• [Written request] Report, word for word, every line of the material that contains "this".

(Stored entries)
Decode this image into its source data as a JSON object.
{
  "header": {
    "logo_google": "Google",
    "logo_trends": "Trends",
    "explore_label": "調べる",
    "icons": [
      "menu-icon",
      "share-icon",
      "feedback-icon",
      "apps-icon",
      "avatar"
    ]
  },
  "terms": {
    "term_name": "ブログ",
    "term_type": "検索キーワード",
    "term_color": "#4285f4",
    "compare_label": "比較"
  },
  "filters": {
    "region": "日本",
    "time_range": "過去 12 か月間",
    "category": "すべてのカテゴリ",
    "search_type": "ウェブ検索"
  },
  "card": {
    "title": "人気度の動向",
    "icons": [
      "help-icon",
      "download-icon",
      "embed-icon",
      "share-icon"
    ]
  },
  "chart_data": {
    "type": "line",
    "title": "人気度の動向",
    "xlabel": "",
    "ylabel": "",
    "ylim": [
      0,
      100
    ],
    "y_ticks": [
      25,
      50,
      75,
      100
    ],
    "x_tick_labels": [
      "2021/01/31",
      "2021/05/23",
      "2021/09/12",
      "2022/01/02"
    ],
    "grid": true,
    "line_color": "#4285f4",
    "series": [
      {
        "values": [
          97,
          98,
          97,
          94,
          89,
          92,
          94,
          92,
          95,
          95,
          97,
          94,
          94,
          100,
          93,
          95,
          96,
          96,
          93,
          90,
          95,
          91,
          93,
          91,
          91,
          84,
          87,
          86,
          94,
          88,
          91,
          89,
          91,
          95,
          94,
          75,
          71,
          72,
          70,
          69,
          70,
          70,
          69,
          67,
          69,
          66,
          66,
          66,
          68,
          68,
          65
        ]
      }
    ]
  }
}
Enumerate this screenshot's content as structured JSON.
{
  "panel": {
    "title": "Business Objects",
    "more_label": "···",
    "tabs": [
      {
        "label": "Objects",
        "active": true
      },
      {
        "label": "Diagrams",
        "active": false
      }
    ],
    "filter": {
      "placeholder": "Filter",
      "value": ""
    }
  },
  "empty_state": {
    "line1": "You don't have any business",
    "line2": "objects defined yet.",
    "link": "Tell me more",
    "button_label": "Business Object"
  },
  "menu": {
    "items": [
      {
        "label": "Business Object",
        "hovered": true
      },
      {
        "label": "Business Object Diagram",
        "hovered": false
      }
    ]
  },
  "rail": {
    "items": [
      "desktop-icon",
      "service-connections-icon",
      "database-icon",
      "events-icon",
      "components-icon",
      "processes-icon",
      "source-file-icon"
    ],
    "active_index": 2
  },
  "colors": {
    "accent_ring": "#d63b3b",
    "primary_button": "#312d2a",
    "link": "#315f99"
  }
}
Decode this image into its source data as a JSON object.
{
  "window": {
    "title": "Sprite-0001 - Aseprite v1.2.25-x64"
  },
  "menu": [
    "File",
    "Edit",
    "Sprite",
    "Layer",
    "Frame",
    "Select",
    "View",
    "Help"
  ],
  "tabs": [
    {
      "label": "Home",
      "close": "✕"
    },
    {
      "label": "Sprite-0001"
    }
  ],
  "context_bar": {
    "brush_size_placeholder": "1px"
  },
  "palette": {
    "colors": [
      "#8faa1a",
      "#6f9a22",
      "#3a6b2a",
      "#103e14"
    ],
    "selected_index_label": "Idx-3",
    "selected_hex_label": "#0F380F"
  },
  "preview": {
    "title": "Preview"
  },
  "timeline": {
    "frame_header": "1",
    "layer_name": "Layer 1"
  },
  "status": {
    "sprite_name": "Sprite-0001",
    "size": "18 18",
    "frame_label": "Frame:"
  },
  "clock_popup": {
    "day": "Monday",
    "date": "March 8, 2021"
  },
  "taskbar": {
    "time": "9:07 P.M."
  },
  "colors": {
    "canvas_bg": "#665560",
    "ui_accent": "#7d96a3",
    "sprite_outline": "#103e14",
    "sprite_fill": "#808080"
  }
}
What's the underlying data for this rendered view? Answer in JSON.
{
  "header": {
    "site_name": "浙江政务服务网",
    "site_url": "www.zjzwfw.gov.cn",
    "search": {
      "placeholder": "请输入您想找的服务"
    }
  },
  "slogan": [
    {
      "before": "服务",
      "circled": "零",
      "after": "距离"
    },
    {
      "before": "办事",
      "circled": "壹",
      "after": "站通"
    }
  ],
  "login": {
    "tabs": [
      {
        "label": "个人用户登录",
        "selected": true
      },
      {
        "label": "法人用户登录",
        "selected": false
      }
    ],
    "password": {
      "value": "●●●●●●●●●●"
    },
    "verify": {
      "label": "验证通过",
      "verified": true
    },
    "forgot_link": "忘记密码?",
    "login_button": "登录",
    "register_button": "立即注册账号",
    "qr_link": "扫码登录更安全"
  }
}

• [Correct result]
Decode this image into its source data as a JSON object.
Enumerate this screenshot's content as structured JSON.
Decode this image into its source data as a JSON object.
What's the underlying data for this rendered view? Answer in JSON.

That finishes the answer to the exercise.